* [DATASET RECORDS]:
----------------------------------------
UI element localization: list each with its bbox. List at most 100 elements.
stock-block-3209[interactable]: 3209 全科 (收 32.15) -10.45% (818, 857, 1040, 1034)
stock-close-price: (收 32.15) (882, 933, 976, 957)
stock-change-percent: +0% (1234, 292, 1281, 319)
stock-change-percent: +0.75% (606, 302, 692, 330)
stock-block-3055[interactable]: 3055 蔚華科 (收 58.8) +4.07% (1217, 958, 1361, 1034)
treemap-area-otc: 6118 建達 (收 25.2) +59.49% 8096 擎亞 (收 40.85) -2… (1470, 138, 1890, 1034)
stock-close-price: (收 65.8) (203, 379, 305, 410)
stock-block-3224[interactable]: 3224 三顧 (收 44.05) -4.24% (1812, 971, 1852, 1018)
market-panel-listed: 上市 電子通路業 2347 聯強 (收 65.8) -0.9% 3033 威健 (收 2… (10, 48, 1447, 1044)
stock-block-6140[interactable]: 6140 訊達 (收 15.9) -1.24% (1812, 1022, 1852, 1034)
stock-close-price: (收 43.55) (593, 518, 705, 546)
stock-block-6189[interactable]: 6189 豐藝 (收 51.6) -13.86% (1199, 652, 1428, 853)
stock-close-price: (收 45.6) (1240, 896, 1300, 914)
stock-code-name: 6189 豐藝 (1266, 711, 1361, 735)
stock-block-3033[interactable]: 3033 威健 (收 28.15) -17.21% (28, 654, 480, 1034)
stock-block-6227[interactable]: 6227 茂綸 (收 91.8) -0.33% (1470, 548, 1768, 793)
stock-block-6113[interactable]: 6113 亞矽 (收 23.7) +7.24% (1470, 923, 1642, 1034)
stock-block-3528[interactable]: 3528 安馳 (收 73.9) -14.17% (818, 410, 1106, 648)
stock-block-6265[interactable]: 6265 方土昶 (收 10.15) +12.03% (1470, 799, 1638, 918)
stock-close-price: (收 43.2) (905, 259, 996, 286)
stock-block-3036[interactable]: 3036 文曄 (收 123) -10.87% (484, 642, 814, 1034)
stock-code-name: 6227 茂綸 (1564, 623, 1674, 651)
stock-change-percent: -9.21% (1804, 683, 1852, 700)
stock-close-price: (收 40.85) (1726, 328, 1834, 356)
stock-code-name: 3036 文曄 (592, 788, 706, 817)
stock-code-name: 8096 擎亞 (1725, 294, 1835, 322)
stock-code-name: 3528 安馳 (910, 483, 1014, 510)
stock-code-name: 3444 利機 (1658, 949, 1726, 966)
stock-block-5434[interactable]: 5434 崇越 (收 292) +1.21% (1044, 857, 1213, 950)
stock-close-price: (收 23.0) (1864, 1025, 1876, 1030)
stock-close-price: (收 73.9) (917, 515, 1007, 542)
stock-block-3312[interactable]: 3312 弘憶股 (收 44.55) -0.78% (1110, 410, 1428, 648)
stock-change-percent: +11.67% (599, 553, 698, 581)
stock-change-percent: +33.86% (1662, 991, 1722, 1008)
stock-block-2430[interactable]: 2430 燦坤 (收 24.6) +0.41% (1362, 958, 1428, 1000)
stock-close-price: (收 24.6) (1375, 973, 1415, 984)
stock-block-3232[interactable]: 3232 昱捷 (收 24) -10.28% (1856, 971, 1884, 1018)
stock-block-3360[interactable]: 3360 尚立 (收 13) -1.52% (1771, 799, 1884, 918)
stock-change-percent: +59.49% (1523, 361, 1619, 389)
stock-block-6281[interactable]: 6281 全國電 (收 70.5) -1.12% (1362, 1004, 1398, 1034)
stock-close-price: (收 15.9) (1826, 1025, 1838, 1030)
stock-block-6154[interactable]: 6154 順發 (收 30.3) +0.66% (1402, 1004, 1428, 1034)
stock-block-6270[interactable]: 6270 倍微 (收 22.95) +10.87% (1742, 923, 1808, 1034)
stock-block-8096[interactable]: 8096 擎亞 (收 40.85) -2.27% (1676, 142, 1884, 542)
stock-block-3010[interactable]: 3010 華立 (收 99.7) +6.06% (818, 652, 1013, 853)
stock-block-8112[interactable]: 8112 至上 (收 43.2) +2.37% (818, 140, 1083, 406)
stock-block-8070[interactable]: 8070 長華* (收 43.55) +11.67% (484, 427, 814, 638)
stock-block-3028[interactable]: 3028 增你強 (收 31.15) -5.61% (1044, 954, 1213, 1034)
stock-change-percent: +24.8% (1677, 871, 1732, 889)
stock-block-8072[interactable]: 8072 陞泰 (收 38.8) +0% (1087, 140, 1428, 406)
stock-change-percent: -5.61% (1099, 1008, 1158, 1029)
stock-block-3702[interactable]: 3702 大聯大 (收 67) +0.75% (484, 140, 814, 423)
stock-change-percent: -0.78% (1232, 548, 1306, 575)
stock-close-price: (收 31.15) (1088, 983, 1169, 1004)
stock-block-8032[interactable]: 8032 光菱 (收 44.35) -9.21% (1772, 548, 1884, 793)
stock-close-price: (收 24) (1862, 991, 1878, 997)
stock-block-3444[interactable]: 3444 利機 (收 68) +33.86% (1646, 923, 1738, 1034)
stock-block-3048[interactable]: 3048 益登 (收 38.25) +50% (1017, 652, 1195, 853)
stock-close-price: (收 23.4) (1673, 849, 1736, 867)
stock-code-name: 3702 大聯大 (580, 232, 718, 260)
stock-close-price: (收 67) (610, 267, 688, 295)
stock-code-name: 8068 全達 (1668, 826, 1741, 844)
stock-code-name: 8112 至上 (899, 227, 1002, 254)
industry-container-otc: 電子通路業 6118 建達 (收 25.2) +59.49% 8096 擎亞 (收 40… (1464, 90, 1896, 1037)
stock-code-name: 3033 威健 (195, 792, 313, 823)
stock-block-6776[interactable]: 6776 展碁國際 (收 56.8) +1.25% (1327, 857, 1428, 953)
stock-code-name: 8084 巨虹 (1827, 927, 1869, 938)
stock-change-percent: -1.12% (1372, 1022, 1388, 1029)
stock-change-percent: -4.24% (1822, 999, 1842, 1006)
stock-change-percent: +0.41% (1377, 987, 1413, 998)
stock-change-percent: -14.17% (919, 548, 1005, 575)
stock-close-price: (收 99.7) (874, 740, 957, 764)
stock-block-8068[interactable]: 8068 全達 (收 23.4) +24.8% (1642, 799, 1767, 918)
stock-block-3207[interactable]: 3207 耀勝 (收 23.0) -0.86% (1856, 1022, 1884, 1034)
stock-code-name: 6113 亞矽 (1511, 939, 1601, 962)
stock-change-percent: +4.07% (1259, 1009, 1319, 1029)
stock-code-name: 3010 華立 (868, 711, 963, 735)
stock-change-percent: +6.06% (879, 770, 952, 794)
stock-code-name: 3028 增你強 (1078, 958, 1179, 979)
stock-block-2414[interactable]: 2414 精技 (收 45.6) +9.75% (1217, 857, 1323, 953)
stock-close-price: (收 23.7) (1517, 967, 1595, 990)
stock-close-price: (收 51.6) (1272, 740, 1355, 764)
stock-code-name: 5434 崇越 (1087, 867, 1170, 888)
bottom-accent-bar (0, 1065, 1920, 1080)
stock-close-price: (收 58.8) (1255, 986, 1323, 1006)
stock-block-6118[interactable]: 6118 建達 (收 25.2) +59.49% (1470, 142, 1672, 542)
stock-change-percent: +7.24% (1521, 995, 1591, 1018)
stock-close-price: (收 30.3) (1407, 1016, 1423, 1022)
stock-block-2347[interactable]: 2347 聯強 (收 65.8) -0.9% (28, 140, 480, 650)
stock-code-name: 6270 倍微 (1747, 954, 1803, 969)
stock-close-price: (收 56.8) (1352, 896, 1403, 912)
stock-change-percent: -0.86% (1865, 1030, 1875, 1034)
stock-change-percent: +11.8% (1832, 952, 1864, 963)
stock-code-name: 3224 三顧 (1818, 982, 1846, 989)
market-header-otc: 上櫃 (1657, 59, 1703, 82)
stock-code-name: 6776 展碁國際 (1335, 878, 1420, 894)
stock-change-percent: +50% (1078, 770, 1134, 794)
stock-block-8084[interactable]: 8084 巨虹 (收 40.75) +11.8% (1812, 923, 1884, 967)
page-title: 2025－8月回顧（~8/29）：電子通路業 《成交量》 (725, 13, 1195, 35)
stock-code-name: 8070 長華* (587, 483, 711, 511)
----------------------------------------
* [EXERCISE BRIEF]: Quote the material word for word, starting with its first line and ending with the line that contains "stock-change-percent: +0.75% (606, 302, 692, 330)", with both of those lines included.

* [OUTPUT OF THE TASK]:
UI element localization: list each with its bbox. List at most 100 elements.
stock-block-3209[interactable]: 3209 全科 (收 32.15) -10.45% (818, 857, 1040, 1034)
stock-close-price: (收 32.15) (882, 933, 976, 957)
stock-change-percent: +0% (1234, 292, 1281, 319)
stock-change-percent: +0.75% (606, 302, 692, 330)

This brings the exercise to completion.